* **Exercise task**: Find how many lines of the listing below include the word "extruded", then report the number by itself.

* **Source records**:

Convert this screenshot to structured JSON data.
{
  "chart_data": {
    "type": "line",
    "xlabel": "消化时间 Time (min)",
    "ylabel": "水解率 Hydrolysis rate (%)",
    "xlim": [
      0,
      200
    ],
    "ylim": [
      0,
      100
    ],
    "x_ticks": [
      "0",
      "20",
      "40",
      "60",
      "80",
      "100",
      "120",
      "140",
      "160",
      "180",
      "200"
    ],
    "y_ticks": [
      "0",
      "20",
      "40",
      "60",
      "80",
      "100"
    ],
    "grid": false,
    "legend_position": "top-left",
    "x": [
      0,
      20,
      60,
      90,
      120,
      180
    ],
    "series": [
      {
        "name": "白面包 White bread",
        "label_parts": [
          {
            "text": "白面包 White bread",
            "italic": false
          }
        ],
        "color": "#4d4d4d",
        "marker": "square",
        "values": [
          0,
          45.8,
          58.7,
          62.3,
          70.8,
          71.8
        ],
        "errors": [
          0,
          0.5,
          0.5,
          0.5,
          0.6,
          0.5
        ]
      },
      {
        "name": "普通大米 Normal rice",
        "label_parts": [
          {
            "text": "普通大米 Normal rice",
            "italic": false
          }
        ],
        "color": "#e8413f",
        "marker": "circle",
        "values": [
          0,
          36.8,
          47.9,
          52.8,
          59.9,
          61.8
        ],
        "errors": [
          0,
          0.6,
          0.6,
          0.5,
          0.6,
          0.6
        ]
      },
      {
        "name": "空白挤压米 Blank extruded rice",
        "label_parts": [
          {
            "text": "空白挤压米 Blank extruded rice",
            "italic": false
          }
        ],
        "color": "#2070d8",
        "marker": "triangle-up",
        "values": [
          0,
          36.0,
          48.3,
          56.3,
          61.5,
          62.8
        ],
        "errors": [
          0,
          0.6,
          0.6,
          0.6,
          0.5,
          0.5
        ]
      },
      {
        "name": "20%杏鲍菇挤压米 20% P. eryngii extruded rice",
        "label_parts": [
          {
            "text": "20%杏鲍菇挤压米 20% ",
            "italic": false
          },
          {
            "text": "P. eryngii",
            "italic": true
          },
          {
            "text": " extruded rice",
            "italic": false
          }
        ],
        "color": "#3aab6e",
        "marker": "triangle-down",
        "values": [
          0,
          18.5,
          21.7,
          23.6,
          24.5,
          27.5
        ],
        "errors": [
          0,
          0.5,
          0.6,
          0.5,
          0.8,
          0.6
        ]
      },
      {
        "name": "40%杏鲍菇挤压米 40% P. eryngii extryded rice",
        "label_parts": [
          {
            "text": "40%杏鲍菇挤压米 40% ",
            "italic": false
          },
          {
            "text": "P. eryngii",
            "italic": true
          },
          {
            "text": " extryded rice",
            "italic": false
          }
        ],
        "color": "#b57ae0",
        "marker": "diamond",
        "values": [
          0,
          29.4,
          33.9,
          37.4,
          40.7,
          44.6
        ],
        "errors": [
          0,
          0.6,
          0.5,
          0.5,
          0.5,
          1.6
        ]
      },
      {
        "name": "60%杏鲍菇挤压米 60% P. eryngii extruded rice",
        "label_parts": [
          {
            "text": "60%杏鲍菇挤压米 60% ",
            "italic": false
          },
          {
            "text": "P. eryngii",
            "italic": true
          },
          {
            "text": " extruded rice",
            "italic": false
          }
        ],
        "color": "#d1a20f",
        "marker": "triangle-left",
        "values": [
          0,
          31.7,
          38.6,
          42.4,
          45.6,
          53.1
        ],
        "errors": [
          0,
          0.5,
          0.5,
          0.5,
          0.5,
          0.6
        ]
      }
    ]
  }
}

...

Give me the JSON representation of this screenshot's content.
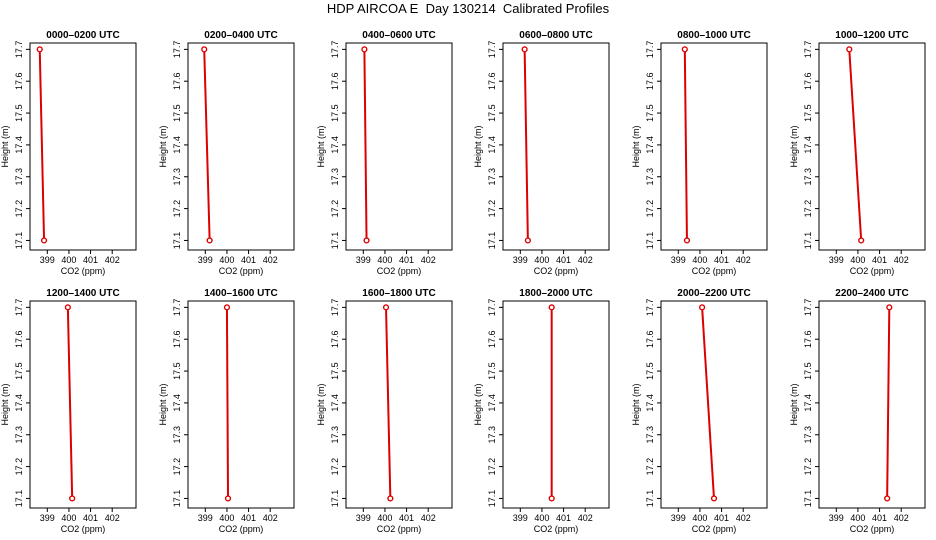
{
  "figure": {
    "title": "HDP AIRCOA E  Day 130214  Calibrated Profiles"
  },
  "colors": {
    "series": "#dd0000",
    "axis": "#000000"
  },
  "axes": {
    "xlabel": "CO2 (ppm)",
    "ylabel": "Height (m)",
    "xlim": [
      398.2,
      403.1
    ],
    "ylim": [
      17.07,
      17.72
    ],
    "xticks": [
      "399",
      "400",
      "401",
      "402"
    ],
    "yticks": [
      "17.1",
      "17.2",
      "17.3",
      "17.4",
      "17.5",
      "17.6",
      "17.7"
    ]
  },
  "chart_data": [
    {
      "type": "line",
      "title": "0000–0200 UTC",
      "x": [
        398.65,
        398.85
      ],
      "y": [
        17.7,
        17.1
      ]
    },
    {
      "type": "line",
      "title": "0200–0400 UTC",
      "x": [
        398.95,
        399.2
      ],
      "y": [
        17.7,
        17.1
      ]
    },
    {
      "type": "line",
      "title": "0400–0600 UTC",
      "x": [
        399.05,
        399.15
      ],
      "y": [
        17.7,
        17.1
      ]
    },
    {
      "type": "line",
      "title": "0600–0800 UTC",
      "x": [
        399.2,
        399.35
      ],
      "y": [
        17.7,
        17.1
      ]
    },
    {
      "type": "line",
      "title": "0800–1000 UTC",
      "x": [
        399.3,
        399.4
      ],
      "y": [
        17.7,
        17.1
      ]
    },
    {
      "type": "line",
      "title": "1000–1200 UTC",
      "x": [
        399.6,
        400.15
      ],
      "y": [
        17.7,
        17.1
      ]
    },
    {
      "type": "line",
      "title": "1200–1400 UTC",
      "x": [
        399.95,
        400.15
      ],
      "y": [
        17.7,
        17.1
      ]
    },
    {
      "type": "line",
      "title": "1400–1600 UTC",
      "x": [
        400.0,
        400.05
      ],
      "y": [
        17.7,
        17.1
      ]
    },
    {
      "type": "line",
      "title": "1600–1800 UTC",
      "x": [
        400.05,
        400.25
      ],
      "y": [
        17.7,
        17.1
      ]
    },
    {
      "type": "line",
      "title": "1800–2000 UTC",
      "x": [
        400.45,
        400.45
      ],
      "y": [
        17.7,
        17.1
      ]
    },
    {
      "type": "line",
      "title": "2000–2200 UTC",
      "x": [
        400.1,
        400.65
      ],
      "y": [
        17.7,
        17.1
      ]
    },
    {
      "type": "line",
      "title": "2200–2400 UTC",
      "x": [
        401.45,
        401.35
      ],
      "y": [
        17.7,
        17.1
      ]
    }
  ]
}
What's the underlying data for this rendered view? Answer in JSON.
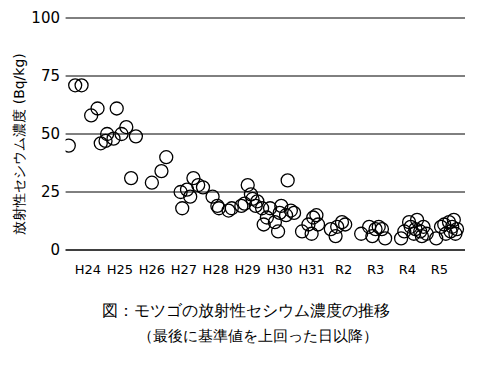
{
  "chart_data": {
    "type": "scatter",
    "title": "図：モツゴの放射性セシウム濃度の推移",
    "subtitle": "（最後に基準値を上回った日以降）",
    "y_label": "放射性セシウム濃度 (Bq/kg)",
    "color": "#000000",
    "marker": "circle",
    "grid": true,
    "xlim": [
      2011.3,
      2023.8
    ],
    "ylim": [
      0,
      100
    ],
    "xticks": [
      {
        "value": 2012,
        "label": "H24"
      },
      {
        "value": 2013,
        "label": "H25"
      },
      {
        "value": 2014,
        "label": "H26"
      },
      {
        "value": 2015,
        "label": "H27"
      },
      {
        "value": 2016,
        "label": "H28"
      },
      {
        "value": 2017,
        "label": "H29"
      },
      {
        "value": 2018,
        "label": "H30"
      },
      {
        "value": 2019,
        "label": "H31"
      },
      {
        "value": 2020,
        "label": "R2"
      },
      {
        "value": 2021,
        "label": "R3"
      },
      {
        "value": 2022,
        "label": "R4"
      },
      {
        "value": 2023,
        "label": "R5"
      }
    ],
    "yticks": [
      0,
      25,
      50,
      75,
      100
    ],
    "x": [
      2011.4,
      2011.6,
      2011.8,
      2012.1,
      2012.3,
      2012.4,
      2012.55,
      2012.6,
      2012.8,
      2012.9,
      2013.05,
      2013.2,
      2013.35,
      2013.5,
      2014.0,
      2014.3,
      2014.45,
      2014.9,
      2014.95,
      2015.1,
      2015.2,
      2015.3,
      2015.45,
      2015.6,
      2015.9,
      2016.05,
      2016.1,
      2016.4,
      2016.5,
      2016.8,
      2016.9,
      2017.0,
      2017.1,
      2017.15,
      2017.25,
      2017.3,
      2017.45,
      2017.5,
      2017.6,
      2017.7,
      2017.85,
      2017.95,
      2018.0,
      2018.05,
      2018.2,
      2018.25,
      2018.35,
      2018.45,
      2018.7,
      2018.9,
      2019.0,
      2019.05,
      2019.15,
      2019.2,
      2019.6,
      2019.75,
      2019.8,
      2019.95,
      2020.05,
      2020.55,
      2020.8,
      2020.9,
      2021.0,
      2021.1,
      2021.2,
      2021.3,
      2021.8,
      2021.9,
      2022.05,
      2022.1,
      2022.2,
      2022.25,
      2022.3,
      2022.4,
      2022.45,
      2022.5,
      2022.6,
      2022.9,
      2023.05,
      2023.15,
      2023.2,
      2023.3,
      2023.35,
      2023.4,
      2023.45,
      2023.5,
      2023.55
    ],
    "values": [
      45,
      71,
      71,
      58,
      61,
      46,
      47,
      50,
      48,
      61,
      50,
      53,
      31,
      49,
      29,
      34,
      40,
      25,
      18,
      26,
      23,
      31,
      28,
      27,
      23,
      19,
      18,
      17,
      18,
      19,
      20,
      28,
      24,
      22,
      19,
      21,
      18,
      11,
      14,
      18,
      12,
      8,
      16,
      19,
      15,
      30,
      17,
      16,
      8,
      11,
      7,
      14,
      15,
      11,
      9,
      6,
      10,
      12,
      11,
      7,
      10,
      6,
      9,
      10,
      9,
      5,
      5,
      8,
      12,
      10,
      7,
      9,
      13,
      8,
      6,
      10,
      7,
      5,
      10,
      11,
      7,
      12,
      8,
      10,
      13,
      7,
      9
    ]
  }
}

* **Answer to this task**: 6